Exercise
Put the lines from the one containing "spectrogram-cell <box>291 201 297 205</box>" through the one containing "spectrogram-cell <box>336 172 342 176</box>", both included, into a Markdown table with the columns Row and Line. Number each row, leave out any blank lines, and include no other lines.

Data to use

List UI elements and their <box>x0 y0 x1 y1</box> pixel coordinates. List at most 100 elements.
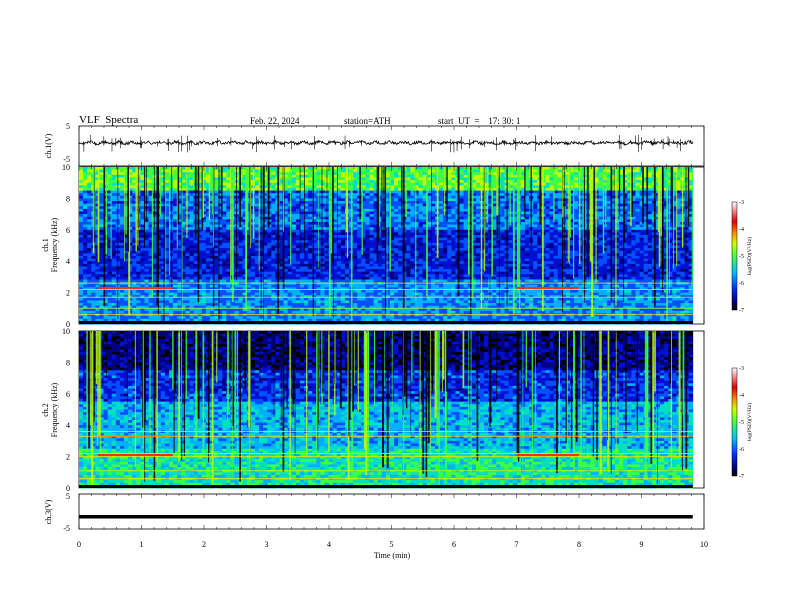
spectrogram-cell <box>291 201 297 205</box>
spectrogram-cell <box>394 193 399 197</box>
spectrogram-cell <box>332 177 338 181</box>
spectrogram-cell <box>553 182 559 186</box>
spectrogram-cell <box>218 193 223 197</box>
spectrogram-cell <box>574 216 579 220</box>
spectrogram-cell <box>606 206 612 210</box>
spectrogram-cell <box>222 169 227 173</box>
spectrogram-cell <box>132 221 137 225</box>
spectrogram-cell <box>128 245 133 249</box>
spectrogram-cell <box>222 177 227 181</box>
spectrogram-cell <box>488 195 493 199</box>
spectrogram-cell <box>136 232 141 236</box>
spectrogram-cell <box>447 224 452 228</box>
spectrogram-cell <box>312 242 317 246</box>
spectrogram-cell <box>475 242 481 246</box>
spectrogram-cell <box>610 174 616 178</box>
spectrogram-cell <box>381 242 387 246</box>
spectrogram-cell <box>214 208 219 212</box>
spectrogram-cell <box>475 195 481 199</box>
spectrogram-cell <box>144 224 149 228</box>
spectrogram-cell <box>619 174 624 178</box>
spectrogram-cell <box>443 219 448 223</box>
spectrogram-cell <box>197 187 203 191</box>
spectrogram-cell <box>160 174 166 178</box>
spectrogram-cell <box>312 193 317 197</box>
spectrogram-cell <box>287 206 293 210</box>
spectrogram-cell <box>353 224 358 228</box>
spectrogram-cell <box>578 187 583 191</box>
spectrogram-cell <box>500 195 505 199</box>
spectrogram-cell <box>635 167 640 171</box>
spectrogram-cell <box>238 242 244 246</box>
spectrogram-cell <box>643 182 649 186</box>
spectrogram-cell <box>218 169 223 173</box>
spectrogram-cell <box>312 182 317 186</box>
spectrogram-cell <box>299 224 305 228</box>
spectrogram-cell <box>160 177 166 181</box>
spectrogram-cell <box>99 242 104 246</box>
spectrogram-cell <box>197 211 203 215</box>
spectrogram-cell <box>631 198 636 202</box>
spectrogram-cell <box>479 237 485 241</box>
spectrogram-cell <box>557 203 563 207</box>
spectrogram-cell <box>95 229 100 233</box>
spectrogram-cell <box>545 248 550 252</box>
spectrogram-cell <box>279 180 284 184</box>
spectrogram-cell <box>242 216 248 220</box>
spectrogram-cell <box>336 172 342 176</box>
spectrogram-cell <box>443 224 448 228</box>
spectrogram-cell <box>422 193 428 197</box>
spectrogram-cell <box>377 240 383 244</box>
spectrogram-cell <box>181 232 186 236</box>
spectrogram-cell <box>385 185 391 189</box>
spectrogram-cell <box>254 180 260 184</box>
spectrogram-cell <box>254 185 260 189</box>
spectrogram-cell <box>164 185 170 189</box>
spectrogram-cell <box>132 198 137 202</box>
spectrogram-cell <box>87 195 92 199</box>
spectrogram-cell <box>561 198 567 202</box>
spectrogram-cell <box>668 174 673 178</box>
spectrogram-cell <box>610 235 616 239</box>
spectrogram-cell <box>373 240 379 244</box>
spectrogram-cell <box>598 187 604 191</box>
spectrogram-cell <box>271 219 276 223</box>
spectrogram-cell <box>369 221 374 225</box>
spectrogram-cell <box>668 185 673 189</box>
spectrogram-cell <box>279 219 284 223</box>
spectrogram-cell <box>443 214 448 218</box>
spectrogram-cell <box>365 250 370 254</box>
spectrogram-cell <box>181 177 186 181</box>
spectrogram-cell <box>451 177 456 181</box>
spectrogram-cell <box>95 240 100 244</box>
spectrogram-cell <box>353 235 358 239</box>
spectrogram-cell <box>385 208 391 212</box>
spectrogram-cell <box>218 240 223 244</box>
spectrogram-cell <box>561 208 567 212</box>
spectrogram-cell <box>205 172 211 176</box>
spectrogram-cell <box>283 240 289 244</box>
spectrogram-cell <box>271 245 276 249</box>
spectrogram-cell <box>598 201 604 205</box>
spectrogram-cell <box>79 229 84 233</box>
spectrogram-cell <box>410 216 415 220</box>
spectrogram-cell <box>336 224 342 228</box>
spectrogram-cell <box>549 211 555 215</box>
spectrogram-cell <box>385 237 391 241</box>
spectrogram-cell <box>218 221 223 225</box>
spectrogram-cell <box>189 172 194 176</box>
spectrogram-cell <box>447 216 452 220</box>
spectrogram-cell <box>160 187 166 191</box>
spectrogram-cell <box>512 182 518 186</box>
spectrogram-cell <box>107 211 113 215</box>
spectrogram-cell <box>484 172 489 176</box>
spectrogram-cell <box>594 208 600 212</box>
spectrogram-cell <box>189 206 194 210</box>
spectrogram-cell <box>553 185 559 189</box>
spectrogram-cell <box>304 172 309 176</box>
spectrogram-cell <box>410 240 415 244</box>
spectrogram-cell <box>332 235 338 239</box>
spectrogram-cell <box>549 237 555 241</box>
spectrogram-cell <box>164 229 170 233</box>
spectrogram-cell <box>398 174 403 178</box>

Complete output
| Row | Line |
|---|---|
| 1 | spectrogram-cell <box>291 201 297 205</box> |
| 2 | spectrogram-cell <box>394 193 399 197</box> |
| 3 | spectrogram-cell <box>332 177 338 181</box> |
| 4 | spectrogram-cell <box>553 182 559 186</box> |
| 5 | spectrogram-cell <box>218 193 223 197</box> |
| 6 | spectrogram-cell <box>574 216 579 220</box> |
| 7 | spectrogram-cell <box>606 206 612 210</box> |
| 8 | spectrogram-cell <box>222 169 227 173</box> |
| 9 | spectrogram-cell <box>132 221 137 225</box> |
| 10 | spectrogram-cell <box>128 245 133 249</box> |
| 11 | spectrogram-cell <box>222 177 227 181</box> |
| 12 | spectrogram-cell <box>488 195 493 199</box> |
| 13 | spectrogram-cell <box>136 232 141 236</box> |
| 14 | spectrogram-cell <box>447 224 452 228</box> |
| 15 | spectrogram-cell <box>312 242 317 246</box> |
| 16 | spectrogram-cell <box>475 242 481 246</box> |
| 17 | spectrogram-cell <box>610 174 616 178</box> |
| 18 | spectrogram-cell <box>381 242 387 246</box> |
| 19 | spectrogram-cell <box>214 208 219 212</box> |
| 20 | spectrogram-cell <box>475 195 481 199</box> |
| 21 | spectrogram-cell <box>144 224 149 228</box> |
| 22 | spectrogram-cell <box>619 174 624 178</box> |
| 23 | spectrogram-cell <box>443 219 448 223</box> |
| 24 | spectrogram-cell <box>197 187 203 191</box> |
| 25 | spectrogram-cell <box>160 174 166 178</box> |
| 26 | spectrogram-cell <box>312 193 317 197</box> |
| 27 | spectrogram-cell <box>287 206 293 210</box> |
| 28 | spectrogram-cell <box>353 224 358 228</box> |
| 29 | spectrogram-cell <box>578 187 583 191</box> |
| 30 | spectrogram-cell <box>500 195 505 199</box> |
| 31 | spectrogram-cell <box>635 167 640 171</box> |
| 32 | spectrogram-cell <box>238 242 244 246</box> |
| 33 | spectrogram-cell <box>643 182 649 186</box> |
| 34 | spectrogram-cell <box>218 169 223 173</box> |
| 35 | spectrogram-cell <box>312 182 317 186</box> |
| 36 | spectrogram-cell <box>299 224 305 228</box> |
| 37 | spectrogram-cell <box>160 177 166 181</box> |
| 38 | spectrogram-cell <box>99 242 104 246</box> |
| 39 | spectrogram-cell <box>197 211 203 215</box> |
| 40 | spectrogram-cell <box>631 198 636 202</box> |
| 41 | spectrogram-cell <box>479 237 485 241</box> |
| 42 | spectrogram-cell <box>557 203 563 207</box> |
| 43 | spectrogram-cell <box>95 229 100 233</box> |
| 44 | spectrogram-cell <box>545 248 550 252</box> |
| 45 | spectrogram-cell <box>279 180 284 184</box> |
| 46 | spectrogram-cell <box>242 216 248 220</box> |
| 47 | spectrogram-cell <box>336 172 342 176</box> |